## Begin RECORDS SHOWN

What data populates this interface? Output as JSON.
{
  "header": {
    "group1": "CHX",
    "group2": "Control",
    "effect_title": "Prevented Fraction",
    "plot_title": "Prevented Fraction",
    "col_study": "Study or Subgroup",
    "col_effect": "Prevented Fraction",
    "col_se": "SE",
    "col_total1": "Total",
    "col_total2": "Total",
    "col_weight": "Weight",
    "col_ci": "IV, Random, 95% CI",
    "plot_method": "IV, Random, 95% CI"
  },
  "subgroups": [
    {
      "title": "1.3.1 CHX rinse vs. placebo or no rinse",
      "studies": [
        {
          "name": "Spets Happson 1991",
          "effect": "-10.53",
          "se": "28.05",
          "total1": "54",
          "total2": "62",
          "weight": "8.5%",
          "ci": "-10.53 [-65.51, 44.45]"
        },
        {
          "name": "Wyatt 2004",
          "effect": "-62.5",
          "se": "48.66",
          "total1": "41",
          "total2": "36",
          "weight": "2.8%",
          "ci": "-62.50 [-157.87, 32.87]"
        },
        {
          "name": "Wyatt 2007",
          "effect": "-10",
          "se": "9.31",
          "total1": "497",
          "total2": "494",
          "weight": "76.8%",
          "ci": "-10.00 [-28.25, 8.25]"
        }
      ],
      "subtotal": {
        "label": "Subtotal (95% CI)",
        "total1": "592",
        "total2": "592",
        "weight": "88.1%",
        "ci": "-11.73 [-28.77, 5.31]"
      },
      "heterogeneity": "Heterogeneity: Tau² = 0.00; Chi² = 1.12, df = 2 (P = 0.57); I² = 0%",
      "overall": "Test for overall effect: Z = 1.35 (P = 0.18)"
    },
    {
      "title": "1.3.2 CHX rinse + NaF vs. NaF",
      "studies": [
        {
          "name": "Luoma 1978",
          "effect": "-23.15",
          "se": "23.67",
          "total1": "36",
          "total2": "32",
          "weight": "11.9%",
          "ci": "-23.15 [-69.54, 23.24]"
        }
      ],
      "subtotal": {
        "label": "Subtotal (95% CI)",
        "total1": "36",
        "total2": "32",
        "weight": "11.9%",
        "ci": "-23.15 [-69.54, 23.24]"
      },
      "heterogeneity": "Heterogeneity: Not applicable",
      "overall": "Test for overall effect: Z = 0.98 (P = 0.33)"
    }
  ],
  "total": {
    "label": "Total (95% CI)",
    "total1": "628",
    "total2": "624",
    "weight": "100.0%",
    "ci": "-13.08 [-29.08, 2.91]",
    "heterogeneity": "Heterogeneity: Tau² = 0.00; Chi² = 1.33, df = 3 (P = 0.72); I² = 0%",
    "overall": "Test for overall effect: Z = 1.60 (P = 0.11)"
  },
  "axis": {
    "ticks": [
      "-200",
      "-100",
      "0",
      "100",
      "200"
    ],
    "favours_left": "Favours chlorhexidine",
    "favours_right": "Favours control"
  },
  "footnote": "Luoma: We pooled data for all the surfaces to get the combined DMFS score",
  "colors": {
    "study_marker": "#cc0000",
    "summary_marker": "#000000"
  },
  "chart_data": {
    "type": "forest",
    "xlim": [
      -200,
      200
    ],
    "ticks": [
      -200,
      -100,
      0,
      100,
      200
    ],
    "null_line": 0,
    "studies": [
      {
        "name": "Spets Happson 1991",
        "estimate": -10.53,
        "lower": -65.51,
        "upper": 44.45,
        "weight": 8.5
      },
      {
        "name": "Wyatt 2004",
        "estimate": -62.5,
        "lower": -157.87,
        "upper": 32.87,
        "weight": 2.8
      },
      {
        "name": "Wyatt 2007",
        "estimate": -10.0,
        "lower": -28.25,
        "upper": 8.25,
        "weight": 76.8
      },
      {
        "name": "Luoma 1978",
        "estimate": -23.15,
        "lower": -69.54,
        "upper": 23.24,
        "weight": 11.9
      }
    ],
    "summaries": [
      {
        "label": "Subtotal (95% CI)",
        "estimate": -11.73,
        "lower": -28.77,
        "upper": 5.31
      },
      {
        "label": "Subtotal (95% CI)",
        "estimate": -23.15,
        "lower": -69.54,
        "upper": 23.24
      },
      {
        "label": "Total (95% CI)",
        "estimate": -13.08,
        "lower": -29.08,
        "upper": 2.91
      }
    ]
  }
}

## End RECORDS SHOWN

Quote all of the entries exactly as they appear.

What data populates this interface? Output as JSON.
{
  "header": {
    "group1": "CHX",
    "group2": "Control",
    "effect_title": "Prevented Fraction",
    "plot_title": "Prevented Fraction",
    "col_study": "Study or Subgroup",
    "col_effect": "Prevented Fraction",
    "col_se": "SE",
    "col_total1": "Total",
    "col_total2": "Total",
    "col_weight": "Weight",
    "col_ci": "IV, Random, 95% CI",
    "plot_method": "IV, Random, 95% CI"
  },
  "subgroups": [
    {
      "title": "1.3.1 CHX rinse vs. placebo or no rinse",
      "studies": [
        {
          "name": "Spets Happson 1991",
          "effect": "-10.53",
          "se": "28.05",
          "total1": "54",
          "total2": "62",
          "weight": "8.5%",
          "ci": "-10.53 [-65.51, 44.45]"
        },
        {
          "name": "Wyatt 2004",
          "effect": "-62.5",
          "se": "48.66",
          "total1": "41",
          "total2": "36",
          "weight": "2.8%",
          "ci": "-62.50 [-157.87, 32.87]"
        },
        {
          "name": "Wyatt 2007",
          "effect": "-10",
          "se": "9.31",
          "total1": "497",
          "total2": "494",
          "weight": "76.8%",
          "ci": "-10.00 [-28.25, 8.25]"
        }
      ],
      "subtotal": {
        "label": "Subtotal (95% CI)",
        "total1": "592",
        "total2": "592",
        "weight": "88.1%",
        "ci": "-11.73 [-28.77, 5.31]"
      },
      "heterogeneity": "Heterogeneity: Tau² = 0.00; Chi² = 1.12, df = 2 (P = 0.57); I² = 0%",
      "overall": "Test for overall effect: Z = 1.35 (P = 0.18)"
    },
    {
      "title": "1.3.2 CHX rinse + NaF vs. NaF",
      "studies": [
        {
          "name": "Luoma 1978",
          "effect": "-23.15",
          "se": "23.67",
          "total1": "36",
          "total2": "32",
          "weight": "11.9%",
          "ci": "-23.15 [-69.54, 23.24]"
        }
      ],
      "subtotal": {
        "label": "Subtotal (95% CI)",
        "total1": "36",
        "total2": "32",
        "weight": "11.9%",
        "ci": "-23.15 [-69.54, 23.24]"
      },
      "heterogeneity": "Heterogeneity: Not applicable",
      "overall": "Test for overall effect: Z = 0.98 (P = 0.33)"
    }
  ],
  "total": {
    "label": "Total (95% CI)",
    "total1": "628",
    "total2": "624",
    "weight": "100.0%",
    "ci": "-13.08 [-29.08, 2.91]",
    "heterogeneity": "Heterogeneity: Tau² = 0.00; Chi² = 1.33, df = 3 (P = 0.72); I² = 0%",
    "overall": "Test for overall effect: Z = 1.60 (P = 0.11)"
  },
  "axis": {
    "ticks": [
      "-200",
      "-100",
      "0",
      "100",
      "200"
    ],
    "favours_left": "Favours chlorhexidine",
    "favours_right": "Favours control"
  },
  "footnote": "Luoma: We pooled data for all the surfaces to get the combined DMFS score",
  "colors": {
    "study_marker": "#cc0000",
    "summary_marker": "#000000"
  },
  "chart_data": {
    "type": "forest",
    "xlim": [
      -200,
      200
    ],
    "ticks": [
      -200,
      -100,
      0,
      100,
      200
    ],
    "null_line": 0,
    "studies": [
      {
        "name": "Spets Happson 1991",
        "estimate": -10.53,
        "lower": -65.51,
        "upper": 44.45,
        "weight": 8.5
      },
      {
        "name": "Wyatt 2004",
        "estimate": -62.5,
        "lower": -157.87,
        "upper": 32.87,
        "weight": 2.8
      },
      {
        "name": "Wyatt 2007",
        "estimate": -10.0,
        "lower": -28.25,
        "upper": 8.25,
        "weight": 76.8
      },
      {
        "name": "Luoma 1978",
        "estimate": -23.15,
        "lower": -69.54,
        "upper": 23.24,
        "weight": 11.9
      }
    ],
    "summaries": [
      {
        "label": "Subtotal (95% CI)",
        "estimate": -11.73,
        "lower": -28.77,
        "upper": 5.31
      },
      {
        "label": "Subtotal (95% CI)",
        "estimate": -23.15,
        "lower": -69.54,
        "upper": 23.24
      },
      {
        "label": "Total (95% CI)",
        "estimate": -13.08,
        "lower": -29.08,
        "upper": 2.91
      }
    ]
  }
}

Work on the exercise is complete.